Goal
Type out the complete listing below word for word, without its pictures.

>> START Data entries

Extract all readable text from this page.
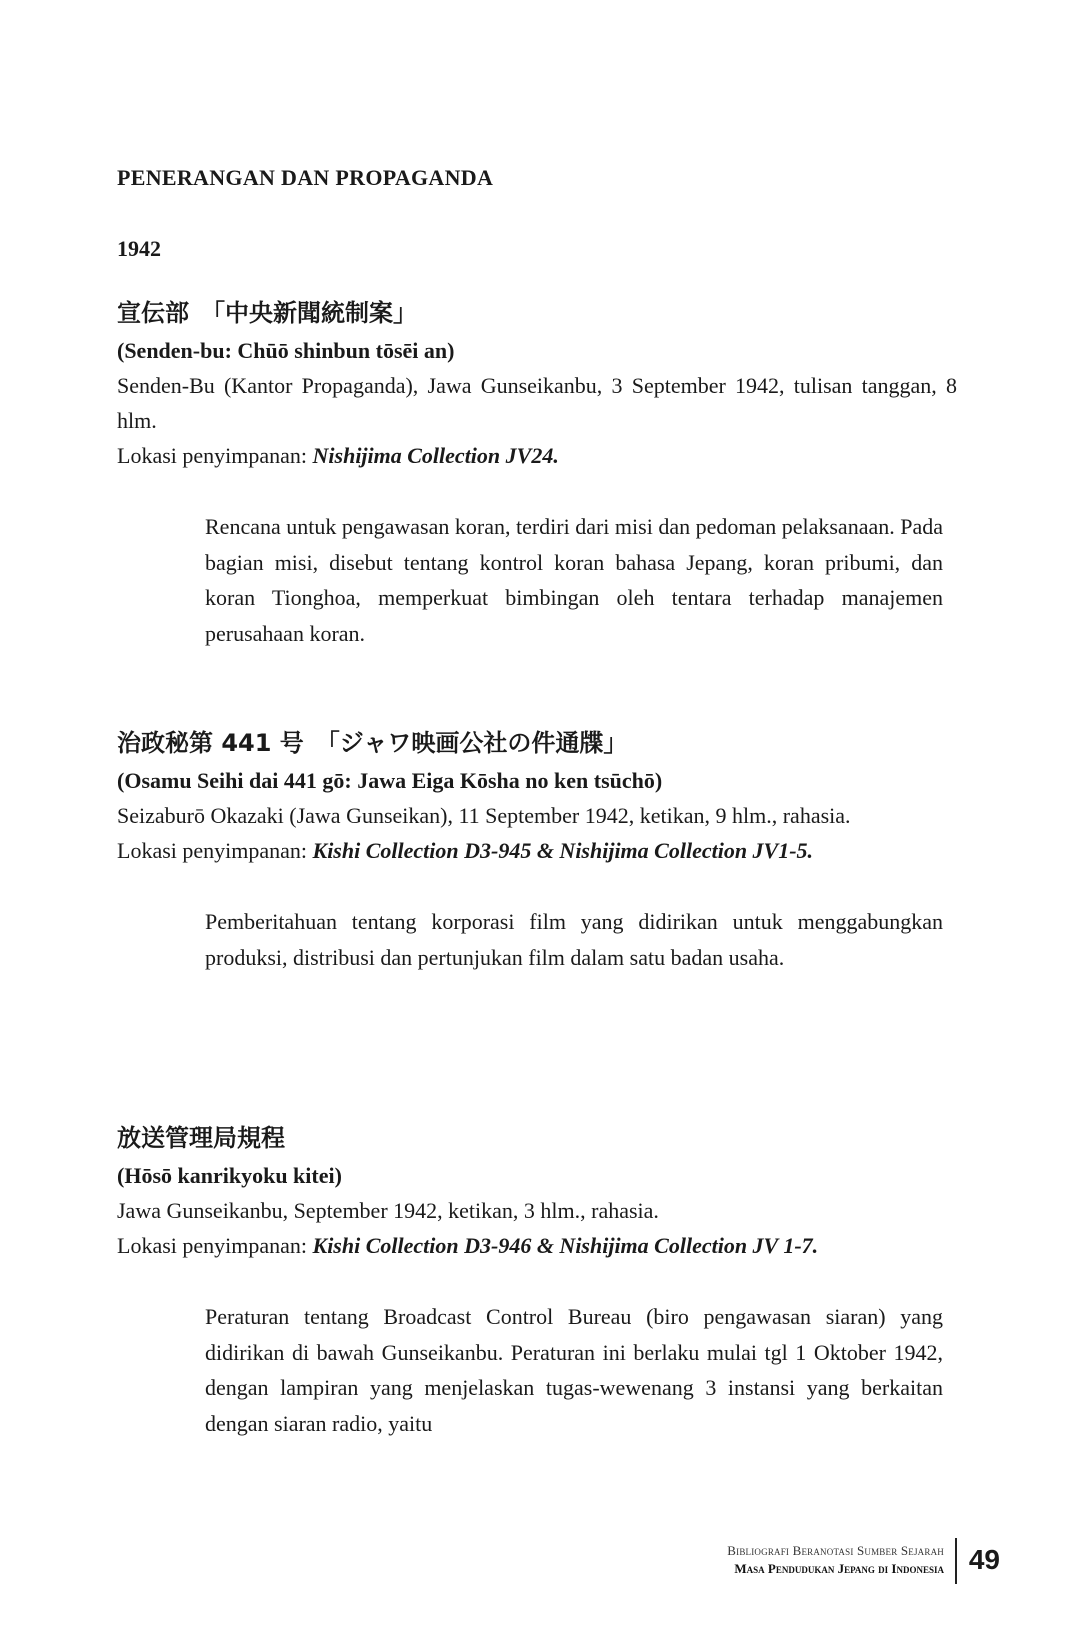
PENERANGAN DAN PROPAGANDA
1942
宣伝部　「中央新聞統制案」
(Senden-bu: Chūō shinbun tōsēi an)
Senden-Bu (Kantor Propaganda), Jawa Gunseikanbu, 3 September 1942, tulisan tanggan, 8 hlm.
Lokasi penyimpanan: Nishijima Collection JV24.
Rencana untuk pengawasan koran, terdiri dari misi dan pedoman pelaksanaan. Pada bagian misi, disebut tentang kontrol koran bahasa Jepang, koran pribumi, dan koran Tionghoa, memperkuat bimbingan oleh tentara terhadap manajemen perusahaan koran.
治政秘第 441 号　「ジャワ映画公社の件通牒」
(Osamu Seihi dai 441 gō: Jawa Eiga Kōsha no ken tsūchō)
Seizaburō Okazaki (Jawa Gunseikan), 11 September 1942, ketikan, 9 hlm., rahasia.
Lokasi penyimpanan: Kishi Collection D3-945 & Nishijima Collection JV1-5.
Pemberitahuan tentang korporasi film yang didirikan untuk menggabungkan produksi, distribusi dan pertunjukan film dalam satu badan usaha.
放送管理局規程
(Hōsō kanrikyoku kitei)
Jawa Gunseikanbu, September 1942, ketikan, 3 hlm., rahasia.
Lokasi penyimpanan: Kishi Collection D3-946 & Nishijima Collection JV 1-7.
Peraturan tentang Broadcast Control Bureau (biro pengawasan siaran) yang didirikan di bawah Gunseikanbu. Peraturan ini berlaku mulai tgl 1 Oktober 1942, dengan lampiran yang menjelaskan tugas-wewenang 3 instansi yang berkaitan dengan siaran radio, yaitu
Bibliografi Beranotasi Sumber Sejarah
Masa Pendudukan Jepang di Indonesia 49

>> END Data entries

Finished task
Extract all readable text from this page.
PENERANGAN DAN PROPAGANDA
1942
宣伝部　「中央新聞統制案」
(Senden-bu: Chūō shinbun tōsēi an)
Senden-Bu (Kantor Propaganda), Jawa Gunseikanbu, 3 September 1942, tulisan tanggan, 8 hlm.
Lokasi penyimpanan: Nishijima Collection JV24.
Rencana untuk pengawasan koran, terdiri dari misi dan pedoman pelaksanaan. Pada bagian misi, disebut tentang kontrol koran bahasa Jepang, koran pribumi, dan koran Tionghoa, memperkuat bimbingan oleh tentara terhadap manajemen perusahaan koran.
治政秘第 441 号　「ジャワ映画公社の件通牒」
(Osamu Seihi dai 441 gō: Jawa Eiga Kōsha no ken tsūchō)
Seizaburō Okazaki (Jawa Gunseikan), 11 September 1942, ketikan, 9 hlm., rahasia.
Lokasi penyimpanan: Kishi Collection D3-945 & Nishijima Collection JV1-5.
Pemberitahuan tentang korporasi film yang didirikan untuk menggabungkan produksi, distribusi dan pertunjukan film dalam satu badan usaha.
放送管理局規程
(Hōsō kanrikyoku kitei)
Jawa Gunseikanbu, September 1942, ketikan, 3 hlm., rahasia.
Lokasi penyimpanan: Kishi Collection D3-946 & Nishijima Collection JV 1-7.
Peraturan tentang Broadcast Control Bureau (biro pengawasan siaran) yang didirikan di bawah Gunseikanbu. Peraturan ini berlaku mulai tgl 1 Oktober 1942, dengan lampiran yang menjelaskan tugas-wewenang 3 instansi yang berkaitan dengan siaran radio, yaitu
Bibliografi Beranotasi Sumber Sejarah
Masa Pendudukan Jepang di Indonesia 49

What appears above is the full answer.